Given exercise:
Scan the lines below for the word "color". Copy each line you find it in.

= = = =

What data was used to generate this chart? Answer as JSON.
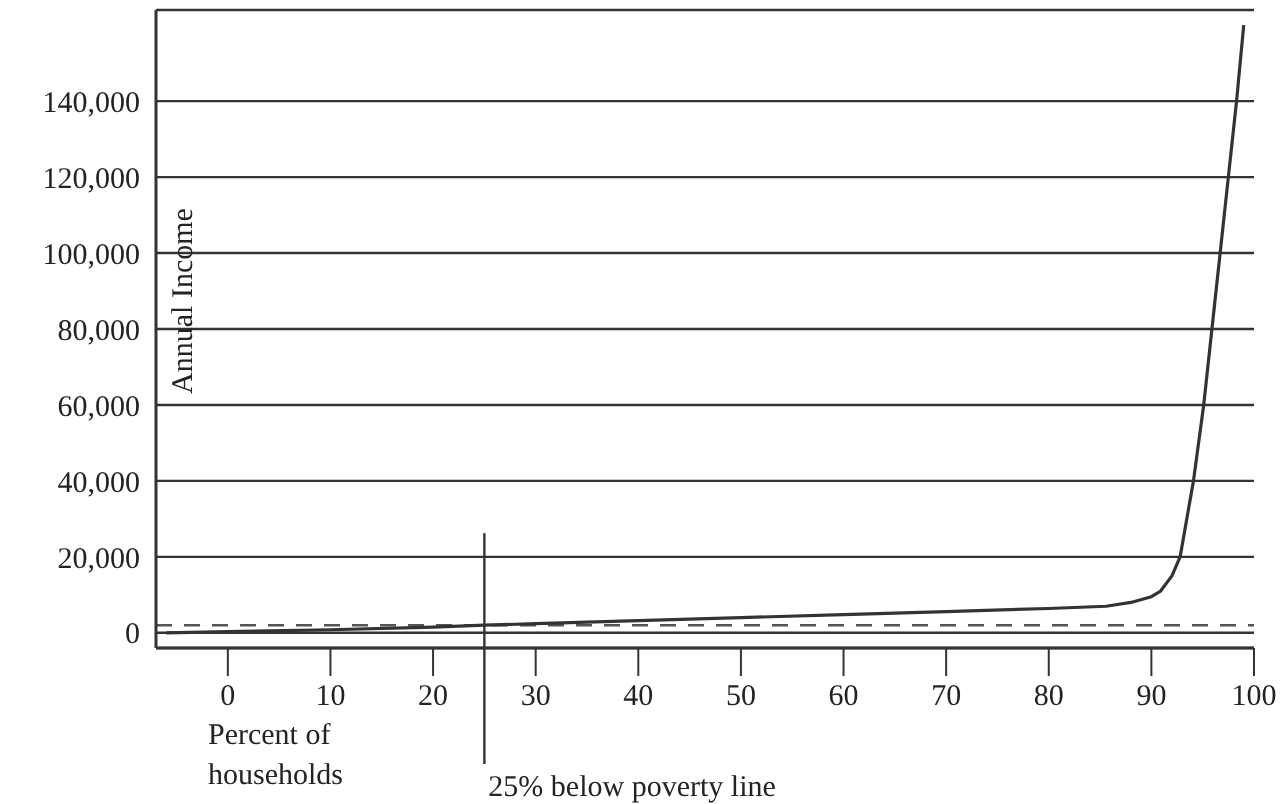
{
  "chart_data": {
    "type": "line",
    "xlabel": "Percent of households",
    "ylabel": "Annual Income",
    "x": [
      -6,
      0,
      10,
      20,
      25,
      30,
      40,
      50,
      60,
      70,
      80,
      85.6,
      88,
      90,
      90.9,
      92,
      92.8,
      94.1,
      95.1,
      95.9,
      96.7,
      97.5,
      98.3,
      99
    ],
    "series": [
      {
        "color": "#333333",
        "values": [
          0,
          300,
          800,
          1500,
          2000,
          2400,
          3200,
          4000,
          4800,
          5600,
          6400,
          7000,
          8000,
          9500,
          11000,
          15000,
          20000,
          40000,
          60000,
          80000,
          100000,
          120000,
          140000,
          160000
        ]
      }
    ],
    "xlim": [
      -7,
      100
    ],
    "xticks": [
      0,
      10,
      20,
      30,
      40,
      50,
      60,
      70,
      80,
      90,
      100
    ],
    "ylim": [
      -4000,
      164000
    ],
    "yticks": [
      0,
      {
        "value": 20000,
        "label": "20,000"
      },
      {
        "value": 40000,
        "label": "40,000"
      },
      {
        "value": 60000,
        "label": "60,000"
      },
      {
        "value": 80000,
        "label": "80,000"
      },
      {
        "value": 100000,
        "label": "100,000"
      },
      {
        "value": 120000,
        "label": "120,000"
      },
      {
        "value": 140000,
        "label": "140,000"
      }
    ],
    "grid": "y",
    "marker": "none",
    "line_style": "solid",
    "ref_lines": [
      {
        "axis": "y",
        "value": 2000,
        "line_style": "dashed",
        "color": "#555555"
      },
      {
        "axis": "x",
        "value": 25,
        "label": "25% below poverty line",
        "color": "#333333"
      }
    ]
  }
}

= = = =

Finished task:
        "color": "#333333",
        "color": "#555555"
        "color": "#333333"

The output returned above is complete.